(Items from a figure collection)
=-=-=

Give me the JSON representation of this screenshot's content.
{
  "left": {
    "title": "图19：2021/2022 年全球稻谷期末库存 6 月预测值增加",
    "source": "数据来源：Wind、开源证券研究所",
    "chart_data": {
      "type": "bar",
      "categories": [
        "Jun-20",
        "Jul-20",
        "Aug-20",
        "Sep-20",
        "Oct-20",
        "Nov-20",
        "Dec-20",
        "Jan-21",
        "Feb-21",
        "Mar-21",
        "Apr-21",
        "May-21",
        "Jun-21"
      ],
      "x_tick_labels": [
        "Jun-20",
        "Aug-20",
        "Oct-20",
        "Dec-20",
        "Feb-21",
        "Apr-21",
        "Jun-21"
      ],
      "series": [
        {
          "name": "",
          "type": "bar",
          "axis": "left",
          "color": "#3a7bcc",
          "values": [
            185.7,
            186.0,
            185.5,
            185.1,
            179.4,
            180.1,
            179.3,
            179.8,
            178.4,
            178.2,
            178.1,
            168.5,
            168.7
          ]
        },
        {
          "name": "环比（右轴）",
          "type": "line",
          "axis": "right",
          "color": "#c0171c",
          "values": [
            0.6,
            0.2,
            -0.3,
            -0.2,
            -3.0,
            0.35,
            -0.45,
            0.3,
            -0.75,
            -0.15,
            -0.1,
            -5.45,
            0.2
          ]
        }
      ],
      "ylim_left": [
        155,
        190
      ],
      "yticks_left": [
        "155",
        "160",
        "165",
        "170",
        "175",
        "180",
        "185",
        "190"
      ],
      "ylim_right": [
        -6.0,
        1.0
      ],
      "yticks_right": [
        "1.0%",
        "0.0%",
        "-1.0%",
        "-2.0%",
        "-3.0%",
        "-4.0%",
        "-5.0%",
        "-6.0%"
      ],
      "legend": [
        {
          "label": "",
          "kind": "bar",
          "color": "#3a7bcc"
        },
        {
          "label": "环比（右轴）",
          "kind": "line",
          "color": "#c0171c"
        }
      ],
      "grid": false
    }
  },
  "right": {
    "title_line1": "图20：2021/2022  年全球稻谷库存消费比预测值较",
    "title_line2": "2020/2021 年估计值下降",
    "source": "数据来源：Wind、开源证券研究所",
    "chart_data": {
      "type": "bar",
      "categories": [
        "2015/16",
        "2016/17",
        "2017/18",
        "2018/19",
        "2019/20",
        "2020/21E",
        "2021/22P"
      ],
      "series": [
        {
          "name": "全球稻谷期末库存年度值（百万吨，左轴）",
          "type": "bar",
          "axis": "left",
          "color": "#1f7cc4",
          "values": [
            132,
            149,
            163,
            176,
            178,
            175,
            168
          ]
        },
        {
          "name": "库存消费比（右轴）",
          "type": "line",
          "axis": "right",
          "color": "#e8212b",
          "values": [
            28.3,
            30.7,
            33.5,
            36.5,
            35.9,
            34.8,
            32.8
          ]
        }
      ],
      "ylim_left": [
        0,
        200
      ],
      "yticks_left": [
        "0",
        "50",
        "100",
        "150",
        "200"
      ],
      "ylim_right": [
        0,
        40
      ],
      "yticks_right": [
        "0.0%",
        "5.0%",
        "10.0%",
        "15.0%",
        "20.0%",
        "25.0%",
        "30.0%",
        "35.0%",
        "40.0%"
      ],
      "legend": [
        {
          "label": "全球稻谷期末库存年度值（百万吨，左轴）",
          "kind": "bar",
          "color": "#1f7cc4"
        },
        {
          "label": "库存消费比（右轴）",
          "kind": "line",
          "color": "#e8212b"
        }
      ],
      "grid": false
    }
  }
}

=-=-=

» **What you will do**: Write out each line of the data above again, exactly as given.

» **Solution for this task**:
Give me the JSON representation of this screenshot's content.
{
  "left": {
    "title": "图19：2021/2022 年全球稻谷期末库存 6 月预测值增加",
    "source": "数据来源：Wind、开源证券研究所",
    "chart_data": {
      "type": "bar",
      "categories": [
        "Jun-20",
        "Jul-20",
        "Aug-20",
        "Sep-20",
        "Oct-20",
        "Nov-20",
        "Dec-20",
        "Jan-21",
        "Feb-21",
        "Mar-21",
        "Apr-21",
        "May-21",
        "Jun-21"
      ],
      "x_tick_labels": [
        "Jun-20",
        "Aug-20",
        "Oct-20",
        "Dec-20",
        "Feb-21",
        "Apr-21",
        "Jun-21"
      ],
      "series": [
        {
          "name": "",
          "type": "bar",
          "axis": "left",
          "color": "#3a7bcc",
          "values": [
            185.7,
            186.0,
            185.5,
            185.1,
            179.4,
            180.1,
            179.3,
            179.8,
            178.4,
            178.2,
            178.1,
            168.5,
            168.7
          ]
        },
        {
          "name": "环比（右轴）",
          "type": "line",
          "axis": "right",
          "color": "#c0171c",
          "values": [
            0.6,
            0.2,
            -0.3,
            -0.2,
            -3.0,
            0.35,
            -0.45,
            0.3,
            -0.75,
            -0.15,
            -0.1,
            -5.45,
            0.2
          ]
        }
      ],
      "ylim_left": [
        155,
        190
      ],
      "yticks_left": [
        "155",
        "160",
        "165",
        "170",
        "175",
        "180",
        "185",
        "190"
      ],
      "ylim_right": [
        -6.0,
        1.0
      ],
      "yticks_right": [
        "1.0%",
        "0.0%",
        "-1.0%",
        "-2.0%",
        "-3.0%",
        "-4.0%",
        "-5.0%",
        "-6.0%"
      ],
      "legend": [
        {
          "label": "",
          "kind": "bar",
          "color": "#3a7bcc"
        },
        {
          "label": "环比（右轴）",
          "kind": "line",
          "color": "#c0171c"
        }
      ],
      "grid": false
    }
  },
  "right": {
    "title_line1": "图20：2021/2022  年全球稻谷库存消费比预测值较",
    "title_line2": "2020/2021 年估计值下降",
    "source": "数据来源：Wind、开源证券研究所",
    "chart_data": {
      "type": "bar",
      "categories": [
        "2015/16",
        "2016/17",
        "2017/18",
        "2018/19",
        "2019/20",
        "2020/21E",
        "2021/22P"
      ],
      "series": [
        {
          "name": "全球稻谷期末库存年度值（百万吨，左轴）",
          "type": "bar",
          "axis": "left",
          "color": "#1f7cc4",
          "values": [
            132,
            149,
            163,
            176,
            178,
            175,
            168
          ]
        },
        {
          "name": "库存消费比（右轴）",
          "type": "line",
          "axis": "right",
          "color": "#e8212b",
          "values": [
            28.3,
            30.7,
            33.5,
            36.5,
            35.9,
            34.8,
            32.8
          ]
        }
      ],
      "ylim_left": [
        0,
        200
      ],
      "yticks_left": [
        "0",
        "50",
        "100",
        "150",
        "200"
      ],
      "ylim_right": [
        0,
        40
      ],
      "yticks_right": [
        "0.0%",
        "5.0%",
        "10.0%",
        "15.0%",
        "20.0%",
        "25.0%",
        "30.0%",
        "35.0%",
        "40.0%"
      ],
      "legend": [
        {
          "label": "全球稻谷期末库存年度值（百万吨，左轴）",
          "kind": "bar",
          "color": "#1f7cc4"
        },
        {
          "label": "库存消费比（右轴）",
          "kind": "line",
          "color": "#e8212b"
        }
      ],
      "grid": false
    }
  }
}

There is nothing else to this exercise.